• _Texte de l'article_
- - - - -

Un retour qui se voit

Pas de mystère, Lewis Hamilton apparaît cette saison comme une force renouvelée en Formule 1. Sa troisième place à Shanghai, obtenue après une belle bataille avec Charles Leclerc, a donné un signal clair : le pilote Ferrari n'est pas là pour faire de la figuration.

Cette lutte pour le podium avec son coéquipier doit être perçue comme une forme de rédemption. Après des résultats décevants en 2025, Hamilton semble avoir passé un cap et retrouve des performances solides dès les premières manches de 2026.

Pourquoi certains le croyaient “fini”

La saison précédente avait été rude. Des critiques ont demandé sa retraite, alimentées par des propos maladroits au Grand Prix de Hongrie et par plusieurs éliminations précoces en Q1 en fin d'année. Il y a eu une impression générale qu'il n'était pas à l'aise avec la voiture et les nouvelles caractéristiques aérodynamiques du plateau.

Hamilton a couru en 2025 avec une SF-25 qu'il n'avait pas aidé à développer. Son style de pilotage, très agressif au freinage et au braquage, collait mal avec des voitures exigeant une approche plus douce pour préserver l'écoulement d'air sous la voiture. Tout cela a nourri l'idée qu'à 40 ans, il peinerait à revenir au niveau attendu.

Ce qui a changé

Plusieurs éléments expliquent sa remise en route :

  • Une meilleure adéquation voiture/pilote : les nouvelles voitures de 2026 semblent mieux convenir à son style.
  • Travail physique et mental intense : il a dit s'être entraîné très dur depuis Noël, avec un programme plus exigeant qu'auparavant.
  • Meilleure intégration dans l'équipe : un nouveau cadre d'ingénierie et plus de temps passé en usine à Maranello ont renforcé la collaboration.

Sur les réseaux sociaux et en conférence, Hamilton a résumé cette transition en disant qu'il était « réinitialisé et ressourcé » et qu'il avait retrouvé la personne qu'il était, indiquant qu'on ne reverrait pas la version abattue de 2025.

Le travail avec l'équipe

Le pilote insiste sur l'importance de la collaboration avec les ingénieurs. Après une relation tendue avec Riccardo Adami, son travail avec l'ingénieur de course intérimaire Carlo Santi et le temps passé à Maranello ont amélioré le moral et l'unité du groupe.

- - - - -

• _Informations_

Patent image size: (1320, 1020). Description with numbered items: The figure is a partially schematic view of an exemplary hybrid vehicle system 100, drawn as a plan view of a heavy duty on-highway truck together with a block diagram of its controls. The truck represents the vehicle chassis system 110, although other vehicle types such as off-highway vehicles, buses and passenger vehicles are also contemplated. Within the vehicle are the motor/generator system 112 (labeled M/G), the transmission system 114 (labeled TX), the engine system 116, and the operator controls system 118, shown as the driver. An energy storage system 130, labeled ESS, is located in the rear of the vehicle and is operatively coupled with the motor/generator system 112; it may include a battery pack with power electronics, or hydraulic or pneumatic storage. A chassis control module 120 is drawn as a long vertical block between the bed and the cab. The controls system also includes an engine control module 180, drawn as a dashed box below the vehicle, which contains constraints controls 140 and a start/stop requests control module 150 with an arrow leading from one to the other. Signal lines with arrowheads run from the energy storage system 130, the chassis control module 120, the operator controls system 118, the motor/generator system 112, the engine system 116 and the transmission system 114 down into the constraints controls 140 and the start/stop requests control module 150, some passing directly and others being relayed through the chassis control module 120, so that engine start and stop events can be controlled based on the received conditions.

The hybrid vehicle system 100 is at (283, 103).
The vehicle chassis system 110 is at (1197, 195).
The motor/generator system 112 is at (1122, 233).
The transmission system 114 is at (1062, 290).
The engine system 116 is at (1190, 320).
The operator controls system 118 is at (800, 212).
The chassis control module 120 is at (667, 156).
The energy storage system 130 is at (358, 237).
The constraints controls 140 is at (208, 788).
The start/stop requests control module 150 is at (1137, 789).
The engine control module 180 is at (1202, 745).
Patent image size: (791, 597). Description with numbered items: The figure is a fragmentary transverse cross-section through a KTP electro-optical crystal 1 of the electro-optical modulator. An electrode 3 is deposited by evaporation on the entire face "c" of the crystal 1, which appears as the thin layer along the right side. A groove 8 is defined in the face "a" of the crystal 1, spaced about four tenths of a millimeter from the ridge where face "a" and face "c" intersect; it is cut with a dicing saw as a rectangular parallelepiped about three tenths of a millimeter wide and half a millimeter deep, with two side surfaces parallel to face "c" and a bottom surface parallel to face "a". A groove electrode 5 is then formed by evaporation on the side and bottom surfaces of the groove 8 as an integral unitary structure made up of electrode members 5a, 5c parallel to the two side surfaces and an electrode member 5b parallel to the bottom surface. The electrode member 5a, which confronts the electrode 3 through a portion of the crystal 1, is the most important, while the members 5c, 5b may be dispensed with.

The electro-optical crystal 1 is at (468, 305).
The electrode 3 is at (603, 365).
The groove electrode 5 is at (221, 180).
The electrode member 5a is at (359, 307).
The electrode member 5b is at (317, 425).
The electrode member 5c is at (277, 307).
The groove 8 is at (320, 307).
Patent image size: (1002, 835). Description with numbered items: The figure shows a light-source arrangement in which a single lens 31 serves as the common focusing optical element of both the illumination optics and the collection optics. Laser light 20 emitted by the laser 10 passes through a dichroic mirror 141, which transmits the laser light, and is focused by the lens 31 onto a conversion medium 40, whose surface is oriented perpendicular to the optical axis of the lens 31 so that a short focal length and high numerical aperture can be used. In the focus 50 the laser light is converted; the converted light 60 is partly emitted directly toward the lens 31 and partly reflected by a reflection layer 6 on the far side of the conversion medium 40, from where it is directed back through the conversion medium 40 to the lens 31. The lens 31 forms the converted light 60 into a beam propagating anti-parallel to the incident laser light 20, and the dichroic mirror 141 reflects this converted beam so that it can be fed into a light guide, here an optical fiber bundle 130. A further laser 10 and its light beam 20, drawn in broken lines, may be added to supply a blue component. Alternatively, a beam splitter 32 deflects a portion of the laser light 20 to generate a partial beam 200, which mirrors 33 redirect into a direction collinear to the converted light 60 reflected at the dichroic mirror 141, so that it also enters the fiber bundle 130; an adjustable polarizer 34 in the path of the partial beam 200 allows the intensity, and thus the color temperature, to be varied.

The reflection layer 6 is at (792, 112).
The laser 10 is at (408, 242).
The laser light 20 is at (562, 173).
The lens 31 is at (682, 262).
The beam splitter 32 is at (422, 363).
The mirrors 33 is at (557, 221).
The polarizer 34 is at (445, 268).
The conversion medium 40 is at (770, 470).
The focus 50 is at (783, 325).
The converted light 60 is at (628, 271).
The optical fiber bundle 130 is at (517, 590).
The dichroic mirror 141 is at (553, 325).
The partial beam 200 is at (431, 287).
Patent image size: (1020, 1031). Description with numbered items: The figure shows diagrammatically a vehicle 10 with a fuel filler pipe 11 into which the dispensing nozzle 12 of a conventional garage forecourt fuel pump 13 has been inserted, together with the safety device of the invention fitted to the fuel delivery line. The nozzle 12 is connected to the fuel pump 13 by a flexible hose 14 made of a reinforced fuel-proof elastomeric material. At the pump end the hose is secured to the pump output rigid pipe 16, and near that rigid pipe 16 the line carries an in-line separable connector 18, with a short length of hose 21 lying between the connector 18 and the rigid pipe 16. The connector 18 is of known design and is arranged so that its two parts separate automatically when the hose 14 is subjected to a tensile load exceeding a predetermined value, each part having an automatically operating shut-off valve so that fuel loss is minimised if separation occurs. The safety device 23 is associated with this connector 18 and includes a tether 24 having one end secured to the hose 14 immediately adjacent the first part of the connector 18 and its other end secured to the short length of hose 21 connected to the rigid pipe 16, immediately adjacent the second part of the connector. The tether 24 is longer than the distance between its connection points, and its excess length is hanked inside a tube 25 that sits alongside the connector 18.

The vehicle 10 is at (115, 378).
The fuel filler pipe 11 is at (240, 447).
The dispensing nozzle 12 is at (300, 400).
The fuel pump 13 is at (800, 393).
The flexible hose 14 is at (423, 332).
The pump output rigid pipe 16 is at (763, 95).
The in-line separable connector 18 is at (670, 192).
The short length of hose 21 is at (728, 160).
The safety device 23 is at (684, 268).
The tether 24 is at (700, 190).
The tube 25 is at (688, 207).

- - - - -

• _À faire_
1) Recopiez le passage de l'article sur Lewis Hamilton qui s'ouvre sur les mots contenant « Ce qui a changé » et se termine par « plus exigeant qu'auparavant. ».
2) Rédigez la suite de l'article sur le retour en forme de Lewis Hamilton chez Ferrari, à partir de l'endroit où il s'interrompt.
Les enregistrements constituent un matériau distinct de l'article.

• _Résultats par tâche_
1)
Ce qui a changé

Plusieurs éléments expliquent sa remise en route :

  • Une meilleure adéquation voiture/pilote : les nouvelles voitures de 2026 semblent mieux convenir à son style.
  • Travail physique et mental intense : il a dit s'être entraîné très dur depuis Noël, avec un programme plus exigeant qu'auparavant.

2)
Il explique avoir participé au développement de la voiture cette année, en partageant ce qu'il souhaitait retrouver dans le comportement du châssis. Voir ces demandes prises en compte l'a visiblement conforté et motivé.

Effort physique et préparation

À 41 ans, Hamilton reconnaît devoir travailler plus dur sur le plan physique et mental. Il décrit l'hiver comme le plus intense de sa carrière en termes d'entraînement, avec une attention particulière à la récupération. Ces efforts commencent à porter leurs fruits en piste.

Le plaisir retrouvé

Alors que certains pilotes critiquent les nouvelles règles techniques et trouvent le règlement compliqué, Hamilton affiche, lui, un vrai plaisir de piloter. Il a même qualifié les courses actuelles comme parmi les meilleures qu'il ait vécues, et Leclerc a confirmé s'être amusé pendant leur duel en piste.

Cette dimension ludique, ajoutée à une voiture plus adaptée et à une équipe plus soudée, alimente ce que certains décrivent déjà comme une renaissance en fin de carrière.

Que retenir ?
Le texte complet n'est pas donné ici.